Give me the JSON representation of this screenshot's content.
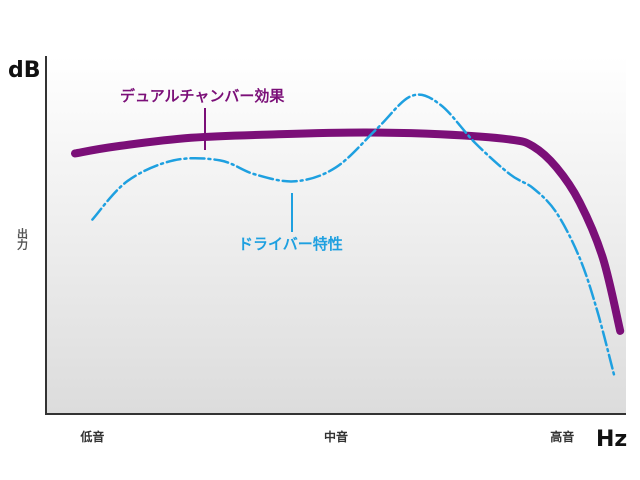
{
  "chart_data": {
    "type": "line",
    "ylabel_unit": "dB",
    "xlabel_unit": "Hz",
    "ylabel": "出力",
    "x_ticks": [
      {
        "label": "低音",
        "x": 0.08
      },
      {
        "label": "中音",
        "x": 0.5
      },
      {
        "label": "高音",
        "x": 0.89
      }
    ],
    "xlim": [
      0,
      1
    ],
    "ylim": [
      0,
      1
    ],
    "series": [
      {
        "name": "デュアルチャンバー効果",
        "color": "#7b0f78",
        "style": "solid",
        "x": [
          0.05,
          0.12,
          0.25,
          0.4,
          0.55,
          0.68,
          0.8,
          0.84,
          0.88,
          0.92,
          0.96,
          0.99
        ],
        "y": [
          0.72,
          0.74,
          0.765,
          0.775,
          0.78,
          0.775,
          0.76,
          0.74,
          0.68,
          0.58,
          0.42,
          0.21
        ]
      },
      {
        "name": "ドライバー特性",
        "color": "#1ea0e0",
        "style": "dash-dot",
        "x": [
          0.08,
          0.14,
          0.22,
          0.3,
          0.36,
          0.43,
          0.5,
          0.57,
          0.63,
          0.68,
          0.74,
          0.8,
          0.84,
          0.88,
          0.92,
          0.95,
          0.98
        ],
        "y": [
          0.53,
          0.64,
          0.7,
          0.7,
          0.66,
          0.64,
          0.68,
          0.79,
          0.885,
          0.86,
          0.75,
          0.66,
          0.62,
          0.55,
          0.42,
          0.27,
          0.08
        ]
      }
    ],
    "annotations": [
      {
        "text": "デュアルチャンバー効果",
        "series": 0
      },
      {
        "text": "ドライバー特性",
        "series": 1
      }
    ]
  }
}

------------------------------------------------------------

WHAT YOU ARE ASKED TO DO:
Pictures excluded, quote all the data above exactly.

SOLUTION TO THE PROBLEM:
Give me the JSON representation of this screenshot's content.
{
  "chart_data": {
    "type": "line",
    "ylabel_unit": "dB",
    "xlabel_unit": "Hz",
    "ylabel": "出力",
    "x_ticks": [
      {
        "label": "低音",
        "x": 0.08
      },
      {
        "label": "中音",
        "x": 0.5
      },
      {
        "label": "高音",
        "x": 0.89
      }
    ],
    "xlim": [
      0,
      1
    ],
    "ylim": [
      0,
      1
    ],
    "series": [
      {
        "name": "デュアルチャンバー効果",
        "color": "#7b0f78",
        "style": "solid",
        "x": [
          0.05,
          0.12,
          0.25,
          0.4,
          0.55,
          0.68,
          0.8,
          0.84,
          0.88,
          0.92,
          0.96,
          0.99
        ],
        "y": [
          0.72,
          0.74,
          0.765,
          0.775,
          0.78,
          0.775,
          0.76,
          0.74,
          0.68,
          0.58,
          0.42,
          0.21
        ]
      },
      {
        "name": "ドライバー特性",
        "color": "#1ea0e0",
        "style": "dash-dot",
        "x": [
          0.08,
          0.14,
          0.22,
          0.3,
          0.36,
          0.43,
          0.5,
          0.57,
          0.63,
          0.68,
          0.74,
          0.8,
          0.84,
          0.88,
          0.92,
          0.95,
          0.98
        ],
        "y": [
          0.53,
          0.64,
          0.7,
          0.7,
          0.66,
          0.64,
          0.68,
          0.79,
          0.885,
          0.86,
          0.75,
          0.66,
          0.62,
          0.55,
          0.42,
          0.27,
          0.08
        ]
      }
    ],
    "annotations": [
      {
        "text": "デュアルチャンバー効果",
        "series": 0
      },
      {
        "text": "ドライバー特性",
        "series": 1
      }
    ]
  }
}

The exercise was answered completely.